**INFORMATION GIVEN**

::::

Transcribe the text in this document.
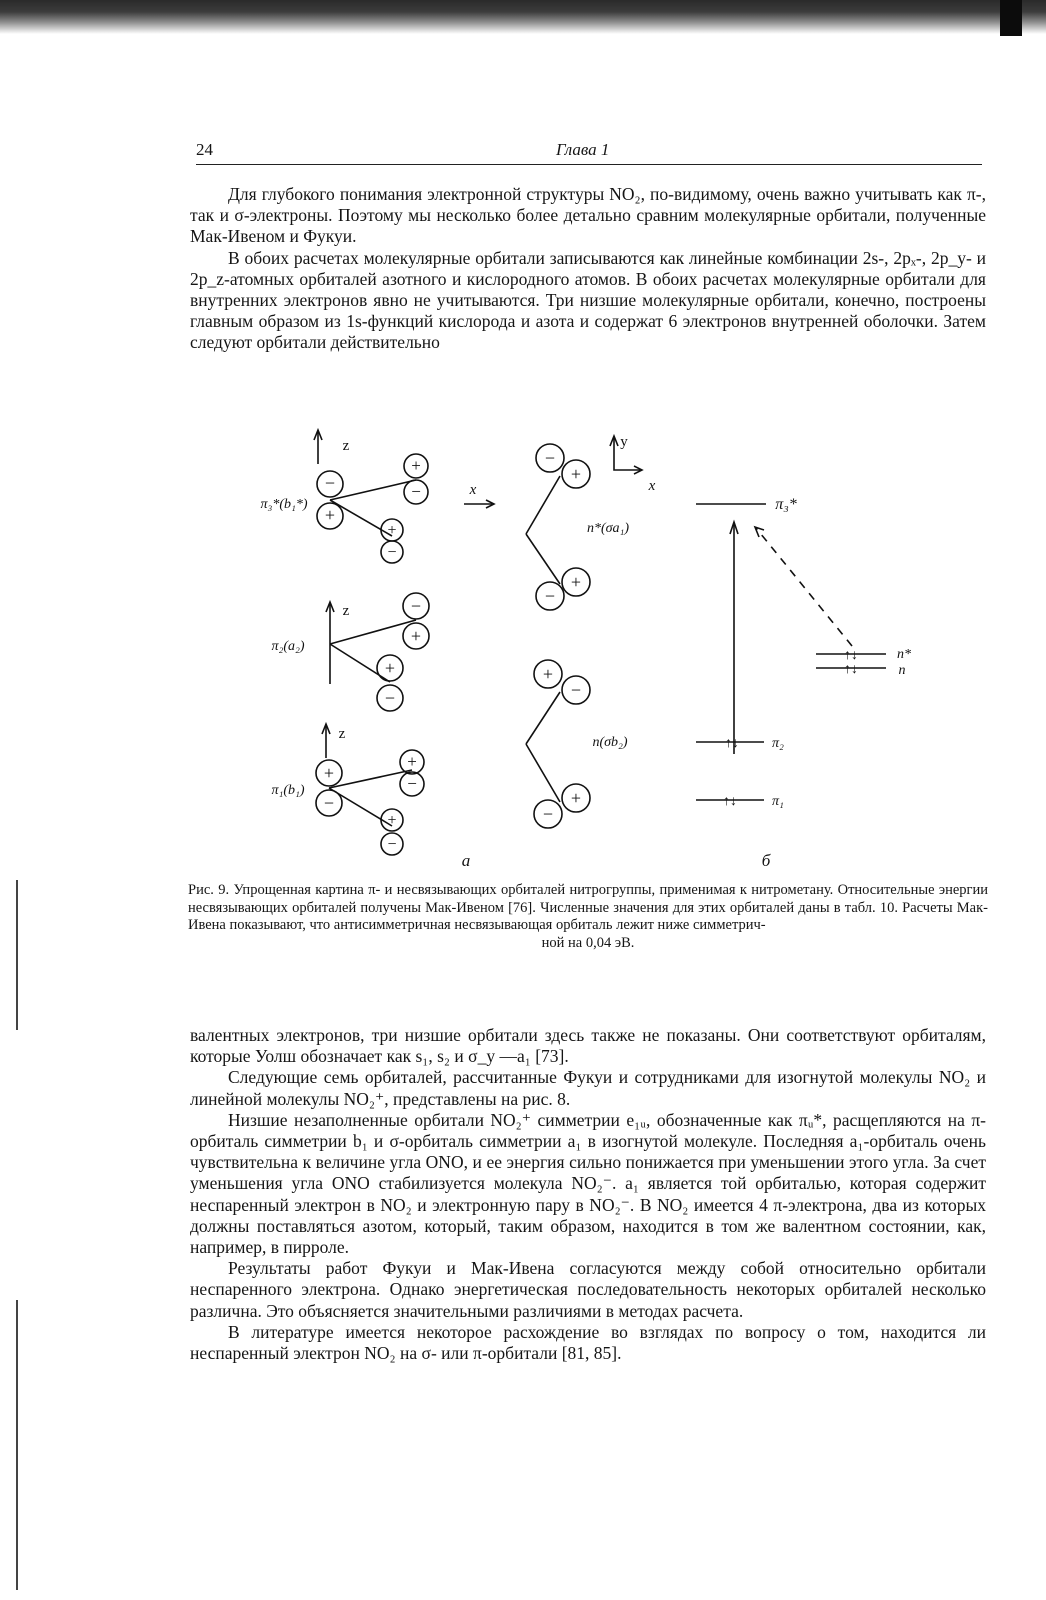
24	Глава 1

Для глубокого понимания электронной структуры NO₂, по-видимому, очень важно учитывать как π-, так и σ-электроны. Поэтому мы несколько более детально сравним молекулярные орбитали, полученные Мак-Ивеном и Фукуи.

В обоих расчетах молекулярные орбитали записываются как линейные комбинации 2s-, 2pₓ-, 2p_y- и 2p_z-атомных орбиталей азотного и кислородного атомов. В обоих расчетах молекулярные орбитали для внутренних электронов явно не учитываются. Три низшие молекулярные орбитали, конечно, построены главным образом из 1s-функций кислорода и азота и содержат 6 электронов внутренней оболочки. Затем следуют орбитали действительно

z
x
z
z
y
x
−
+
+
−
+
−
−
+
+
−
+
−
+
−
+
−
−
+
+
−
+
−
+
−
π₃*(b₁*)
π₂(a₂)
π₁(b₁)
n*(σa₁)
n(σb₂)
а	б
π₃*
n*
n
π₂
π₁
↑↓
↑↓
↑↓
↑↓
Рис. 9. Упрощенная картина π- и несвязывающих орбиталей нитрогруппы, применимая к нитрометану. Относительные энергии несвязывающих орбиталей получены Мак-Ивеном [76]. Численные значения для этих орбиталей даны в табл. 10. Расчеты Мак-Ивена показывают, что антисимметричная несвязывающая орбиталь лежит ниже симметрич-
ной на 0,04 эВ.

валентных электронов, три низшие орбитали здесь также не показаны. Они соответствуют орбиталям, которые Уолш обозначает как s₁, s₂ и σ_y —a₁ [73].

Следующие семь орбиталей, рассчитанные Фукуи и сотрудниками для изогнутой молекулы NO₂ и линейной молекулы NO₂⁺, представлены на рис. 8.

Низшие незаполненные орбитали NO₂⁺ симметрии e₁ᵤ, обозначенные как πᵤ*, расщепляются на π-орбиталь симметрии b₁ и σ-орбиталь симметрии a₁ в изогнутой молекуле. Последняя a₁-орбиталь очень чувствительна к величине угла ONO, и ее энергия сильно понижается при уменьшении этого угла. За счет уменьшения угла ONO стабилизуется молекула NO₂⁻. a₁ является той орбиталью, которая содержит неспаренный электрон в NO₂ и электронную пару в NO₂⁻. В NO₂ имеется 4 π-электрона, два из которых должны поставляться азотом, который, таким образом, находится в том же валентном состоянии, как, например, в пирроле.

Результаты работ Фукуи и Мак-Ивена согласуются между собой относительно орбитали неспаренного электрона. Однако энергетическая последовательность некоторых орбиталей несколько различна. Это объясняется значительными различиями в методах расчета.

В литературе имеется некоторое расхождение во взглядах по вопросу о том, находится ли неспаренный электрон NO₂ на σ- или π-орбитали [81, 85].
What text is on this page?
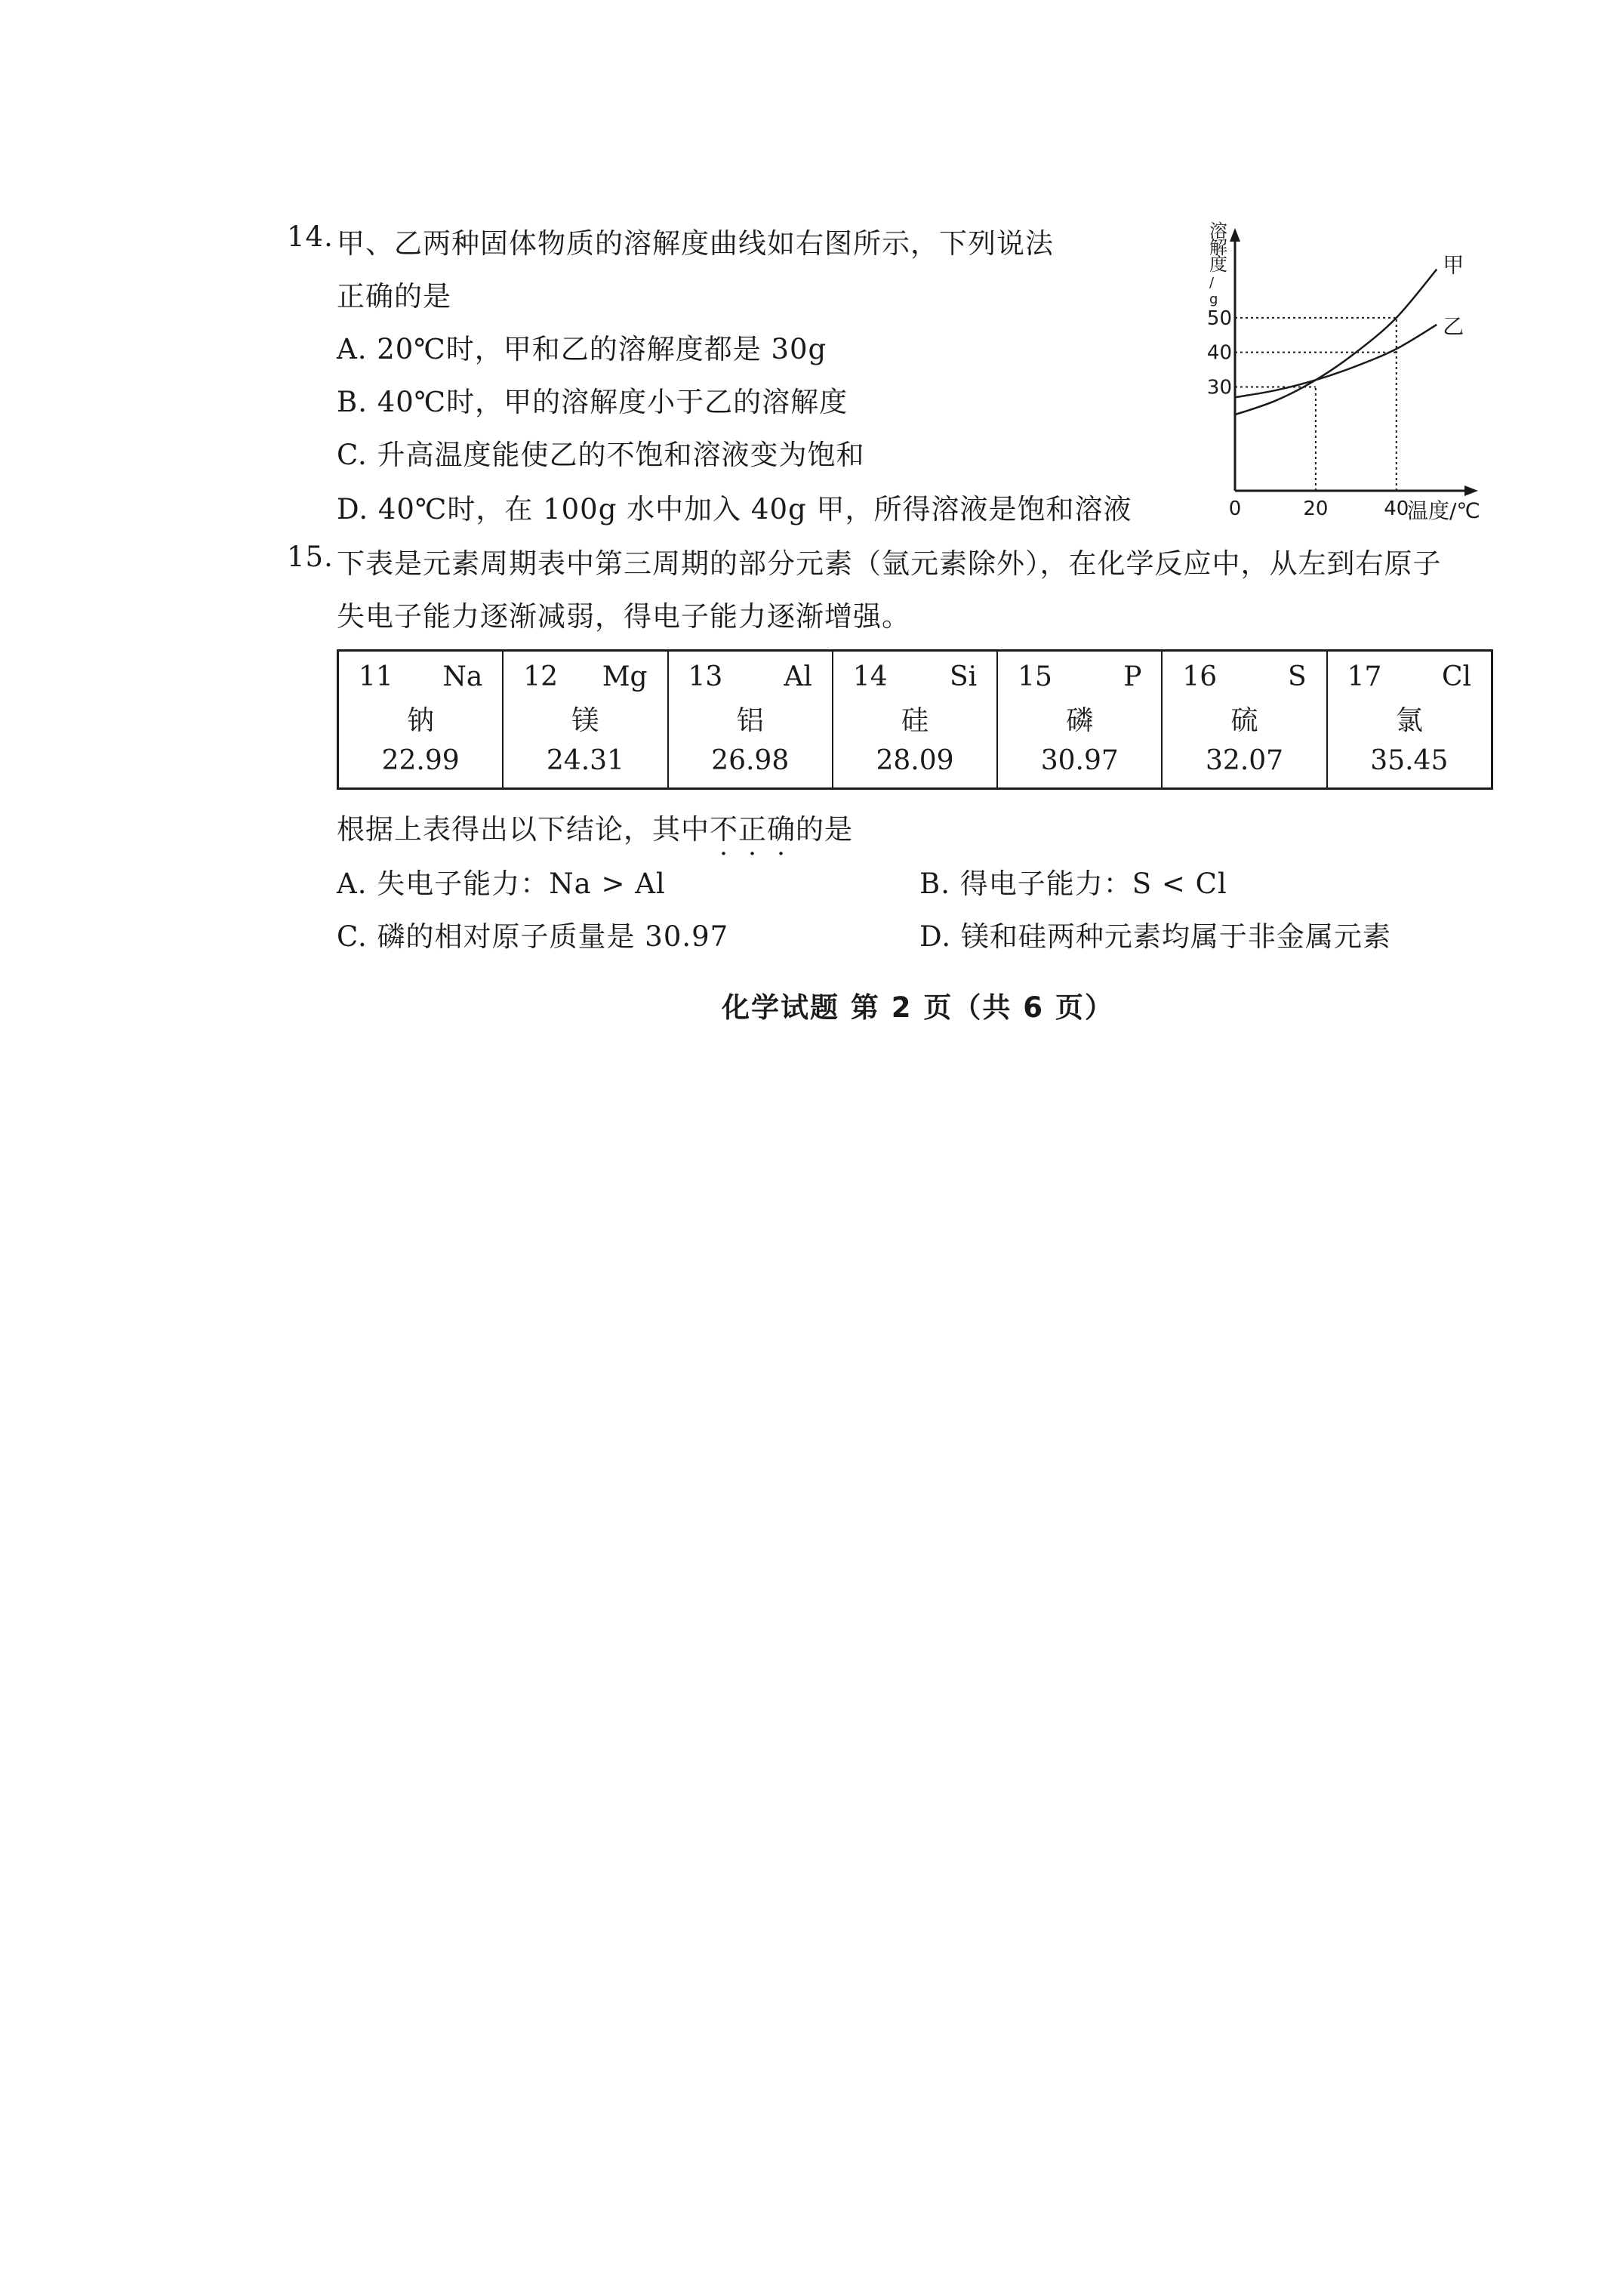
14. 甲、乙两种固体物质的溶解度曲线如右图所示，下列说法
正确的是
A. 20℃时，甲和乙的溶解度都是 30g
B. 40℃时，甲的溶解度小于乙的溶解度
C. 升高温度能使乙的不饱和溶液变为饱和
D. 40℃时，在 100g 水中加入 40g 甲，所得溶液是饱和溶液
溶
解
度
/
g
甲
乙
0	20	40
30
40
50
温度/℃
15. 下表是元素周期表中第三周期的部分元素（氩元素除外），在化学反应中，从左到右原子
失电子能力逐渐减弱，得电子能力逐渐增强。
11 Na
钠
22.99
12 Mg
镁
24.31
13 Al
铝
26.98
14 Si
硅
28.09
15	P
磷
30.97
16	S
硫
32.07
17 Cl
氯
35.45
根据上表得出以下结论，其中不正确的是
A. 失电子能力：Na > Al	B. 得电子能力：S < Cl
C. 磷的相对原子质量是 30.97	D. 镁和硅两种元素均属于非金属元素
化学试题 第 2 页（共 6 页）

::::

**DESCRIPTION OF THE TASK**
Select all lines with the word "несколько" from the entries above.

**WORKED SOLUTION**
Для глубокого понимания электронной структуры NO₂, по-видимому, очень важно учитывать как π-, так и σ-электроны. Поэтому мы несколько более детально сравним молекулярные орбитали, полученные Мак-Ивеном и Фукуи.
Результаты работ Фукуи и Мак-Ивена согласуются между собой относительно орбитали неспаренного электрона. Однако энергетическая последовательность некоторых орбиталей несколько различна. Это объясняется значительными различиями в методах расчета.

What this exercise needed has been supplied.